## Objective
Reproduce each line that includes the word "this".

>> Begin Material supplied

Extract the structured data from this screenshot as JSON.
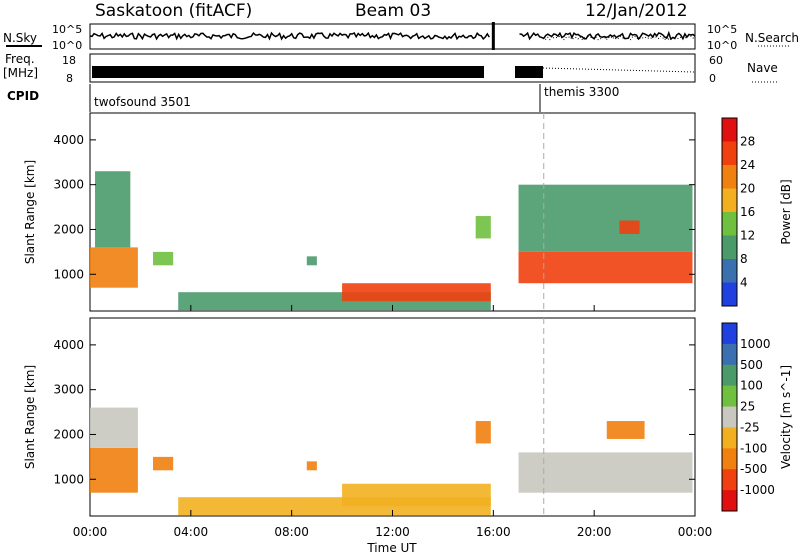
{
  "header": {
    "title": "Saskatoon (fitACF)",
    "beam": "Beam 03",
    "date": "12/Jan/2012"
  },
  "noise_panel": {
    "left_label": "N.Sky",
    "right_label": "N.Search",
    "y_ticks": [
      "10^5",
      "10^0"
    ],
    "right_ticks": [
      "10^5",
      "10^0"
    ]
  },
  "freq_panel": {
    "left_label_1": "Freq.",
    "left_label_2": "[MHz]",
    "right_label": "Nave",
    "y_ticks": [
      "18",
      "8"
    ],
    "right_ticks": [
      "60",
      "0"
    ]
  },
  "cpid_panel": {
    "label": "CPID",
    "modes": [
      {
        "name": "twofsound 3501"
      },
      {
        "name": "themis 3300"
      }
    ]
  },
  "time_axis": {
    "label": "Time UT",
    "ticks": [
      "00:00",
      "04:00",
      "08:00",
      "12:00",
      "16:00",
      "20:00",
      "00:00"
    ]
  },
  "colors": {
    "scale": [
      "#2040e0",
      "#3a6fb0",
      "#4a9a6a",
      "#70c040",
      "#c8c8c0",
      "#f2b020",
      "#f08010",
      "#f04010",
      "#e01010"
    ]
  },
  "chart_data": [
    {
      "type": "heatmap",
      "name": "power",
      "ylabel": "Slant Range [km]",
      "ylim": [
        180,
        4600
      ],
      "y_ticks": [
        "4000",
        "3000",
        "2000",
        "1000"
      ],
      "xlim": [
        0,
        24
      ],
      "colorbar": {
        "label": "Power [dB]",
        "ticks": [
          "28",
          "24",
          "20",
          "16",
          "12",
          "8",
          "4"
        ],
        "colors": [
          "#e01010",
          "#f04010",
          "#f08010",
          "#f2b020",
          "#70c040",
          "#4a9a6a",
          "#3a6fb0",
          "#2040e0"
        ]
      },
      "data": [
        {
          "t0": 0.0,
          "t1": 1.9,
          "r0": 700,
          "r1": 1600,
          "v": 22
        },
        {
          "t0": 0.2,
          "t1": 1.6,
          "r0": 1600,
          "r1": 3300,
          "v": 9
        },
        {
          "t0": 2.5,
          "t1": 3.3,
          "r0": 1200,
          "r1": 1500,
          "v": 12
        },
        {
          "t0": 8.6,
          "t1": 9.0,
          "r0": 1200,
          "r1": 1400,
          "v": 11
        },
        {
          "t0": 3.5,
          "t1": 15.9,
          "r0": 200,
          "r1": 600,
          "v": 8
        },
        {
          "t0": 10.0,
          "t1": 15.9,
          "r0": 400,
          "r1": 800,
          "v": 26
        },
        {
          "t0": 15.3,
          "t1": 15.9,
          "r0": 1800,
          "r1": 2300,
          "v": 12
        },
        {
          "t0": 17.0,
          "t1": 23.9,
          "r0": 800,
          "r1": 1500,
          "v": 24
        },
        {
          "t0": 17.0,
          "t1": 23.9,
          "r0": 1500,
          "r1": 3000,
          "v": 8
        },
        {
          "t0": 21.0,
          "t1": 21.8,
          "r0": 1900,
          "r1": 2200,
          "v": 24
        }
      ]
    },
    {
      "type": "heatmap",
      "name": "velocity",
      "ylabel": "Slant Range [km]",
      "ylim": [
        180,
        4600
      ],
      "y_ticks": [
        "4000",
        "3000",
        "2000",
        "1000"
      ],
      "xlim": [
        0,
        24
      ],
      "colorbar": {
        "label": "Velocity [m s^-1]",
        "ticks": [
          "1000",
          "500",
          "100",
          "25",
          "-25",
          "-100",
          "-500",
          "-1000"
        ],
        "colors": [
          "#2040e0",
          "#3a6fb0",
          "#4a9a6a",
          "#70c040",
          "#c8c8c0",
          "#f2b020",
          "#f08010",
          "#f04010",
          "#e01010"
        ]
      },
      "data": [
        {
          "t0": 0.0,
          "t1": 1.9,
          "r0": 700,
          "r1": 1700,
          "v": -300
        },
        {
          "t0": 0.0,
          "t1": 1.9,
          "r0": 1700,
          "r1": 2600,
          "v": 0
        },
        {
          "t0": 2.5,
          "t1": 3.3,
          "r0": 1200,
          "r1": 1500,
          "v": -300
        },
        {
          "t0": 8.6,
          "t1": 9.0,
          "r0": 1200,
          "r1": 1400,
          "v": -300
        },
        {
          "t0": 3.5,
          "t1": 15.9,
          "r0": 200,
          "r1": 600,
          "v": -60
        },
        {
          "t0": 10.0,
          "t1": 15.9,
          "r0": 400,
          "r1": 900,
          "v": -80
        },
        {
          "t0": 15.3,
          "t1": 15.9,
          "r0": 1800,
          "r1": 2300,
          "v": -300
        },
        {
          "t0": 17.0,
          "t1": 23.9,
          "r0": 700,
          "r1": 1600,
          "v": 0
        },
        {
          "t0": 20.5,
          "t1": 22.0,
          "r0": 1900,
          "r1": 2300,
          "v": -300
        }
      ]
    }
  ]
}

>> End Material supplied
>> Begin Material supplied

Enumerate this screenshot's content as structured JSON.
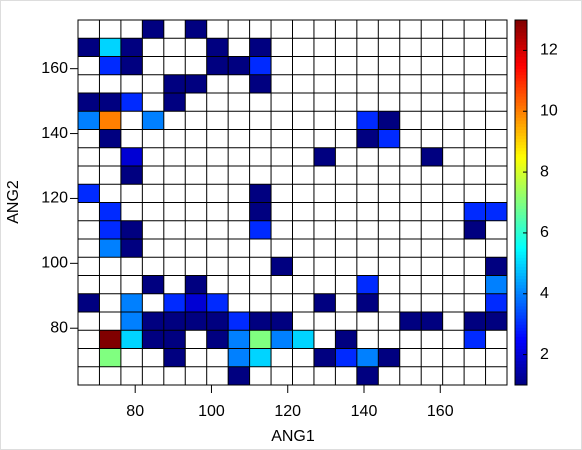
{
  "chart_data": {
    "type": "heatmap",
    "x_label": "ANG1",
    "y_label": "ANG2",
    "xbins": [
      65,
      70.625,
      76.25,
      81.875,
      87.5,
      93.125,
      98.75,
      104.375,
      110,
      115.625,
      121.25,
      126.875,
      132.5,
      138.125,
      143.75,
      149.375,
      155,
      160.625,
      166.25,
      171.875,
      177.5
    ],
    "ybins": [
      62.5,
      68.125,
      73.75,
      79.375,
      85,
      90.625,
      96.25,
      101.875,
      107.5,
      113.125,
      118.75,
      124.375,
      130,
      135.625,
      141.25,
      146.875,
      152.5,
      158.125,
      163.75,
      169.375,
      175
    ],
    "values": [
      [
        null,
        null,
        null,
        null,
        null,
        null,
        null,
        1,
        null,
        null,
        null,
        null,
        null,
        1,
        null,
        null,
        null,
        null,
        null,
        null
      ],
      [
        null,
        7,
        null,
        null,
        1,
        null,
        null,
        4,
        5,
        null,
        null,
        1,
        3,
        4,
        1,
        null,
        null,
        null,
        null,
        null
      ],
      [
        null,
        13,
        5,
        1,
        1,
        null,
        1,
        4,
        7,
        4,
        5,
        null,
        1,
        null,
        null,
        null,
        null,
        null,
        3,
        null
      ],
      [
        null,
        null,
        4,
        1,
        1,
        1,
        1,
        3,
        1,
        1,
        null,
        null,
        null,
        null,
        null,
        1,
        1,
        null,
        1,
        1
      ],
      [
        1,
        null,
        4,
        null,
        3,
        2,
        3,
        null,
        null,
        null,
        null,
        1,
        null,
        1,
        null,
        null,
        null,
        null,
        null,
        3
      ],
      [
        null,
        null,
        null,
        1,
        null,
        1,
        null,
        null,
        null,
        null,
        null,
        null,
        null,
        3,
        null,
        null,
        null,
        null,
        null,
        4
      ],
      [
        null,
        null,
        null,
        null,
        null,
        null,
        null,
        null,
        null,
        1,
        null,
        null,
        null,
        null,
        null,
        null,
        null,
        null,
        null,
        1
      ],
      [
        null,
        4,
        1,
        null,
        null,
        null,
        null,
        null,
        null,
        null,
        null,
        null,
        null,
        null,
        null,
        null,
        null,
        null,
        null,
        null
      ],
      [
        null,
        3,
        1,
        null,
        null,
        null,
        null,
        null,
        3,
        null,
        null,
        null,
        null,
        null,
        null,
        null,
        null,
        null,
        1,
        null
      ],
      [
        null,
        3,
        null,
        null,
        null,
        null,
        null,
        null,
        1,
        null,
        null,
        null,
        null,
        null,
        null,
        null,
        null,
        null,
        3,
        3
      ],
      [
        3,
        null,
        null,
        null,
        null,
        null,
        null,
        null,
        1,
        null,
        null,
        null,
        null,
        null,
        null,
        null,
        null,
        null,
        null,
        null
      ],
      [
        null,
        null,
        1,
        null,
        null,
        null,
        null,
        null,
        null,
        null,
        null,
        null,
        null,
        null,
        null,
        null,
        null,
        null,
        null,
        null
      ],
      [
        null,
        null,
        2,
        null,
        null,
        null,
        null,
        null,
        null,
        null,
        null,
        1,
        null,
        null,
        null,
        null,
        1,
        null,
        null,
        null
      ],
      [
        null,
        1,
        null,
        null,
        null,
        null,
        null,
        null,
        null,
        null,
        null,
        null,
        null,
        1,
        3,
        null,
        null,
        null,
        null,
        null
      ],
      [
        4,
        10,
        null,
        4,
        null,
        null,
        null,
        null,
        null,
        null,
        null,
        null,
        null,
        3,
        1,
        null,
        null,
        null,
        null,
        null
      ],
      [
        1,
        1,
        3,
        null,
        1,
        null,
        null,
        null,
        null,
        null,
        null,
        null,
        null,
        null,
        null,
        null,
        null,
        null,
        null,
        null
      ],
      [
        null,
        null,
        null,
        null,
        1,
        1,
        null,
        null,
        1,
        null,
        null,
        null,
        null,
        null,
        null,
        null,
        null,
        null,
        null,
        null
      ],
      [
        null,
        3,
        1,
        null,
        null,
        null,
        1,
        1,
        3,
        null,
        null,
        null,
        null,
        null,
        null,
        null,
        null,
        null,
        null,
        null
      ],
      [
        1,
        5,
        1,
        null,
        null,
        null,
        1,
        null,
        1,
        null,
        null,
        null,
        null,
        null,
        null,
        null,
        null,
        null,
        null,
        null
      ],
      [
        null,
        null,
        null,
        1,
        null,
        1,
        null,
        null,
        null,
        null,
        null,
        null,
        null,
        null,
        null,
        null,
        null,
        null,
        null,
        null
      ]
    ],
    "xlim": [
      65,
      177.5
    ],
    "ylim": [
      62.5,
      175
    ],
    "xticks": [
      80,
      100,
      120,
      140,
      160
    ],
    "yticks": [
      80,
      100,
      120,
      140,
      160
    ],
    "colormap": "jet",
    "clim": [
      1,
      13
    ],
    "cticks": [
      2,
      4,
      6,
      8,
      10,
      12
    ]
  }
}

>> End Material supplied

## Problem solution
Extract the structured data from this screenshot as JSON.
Enumerate this screenshot's content as structured JSON.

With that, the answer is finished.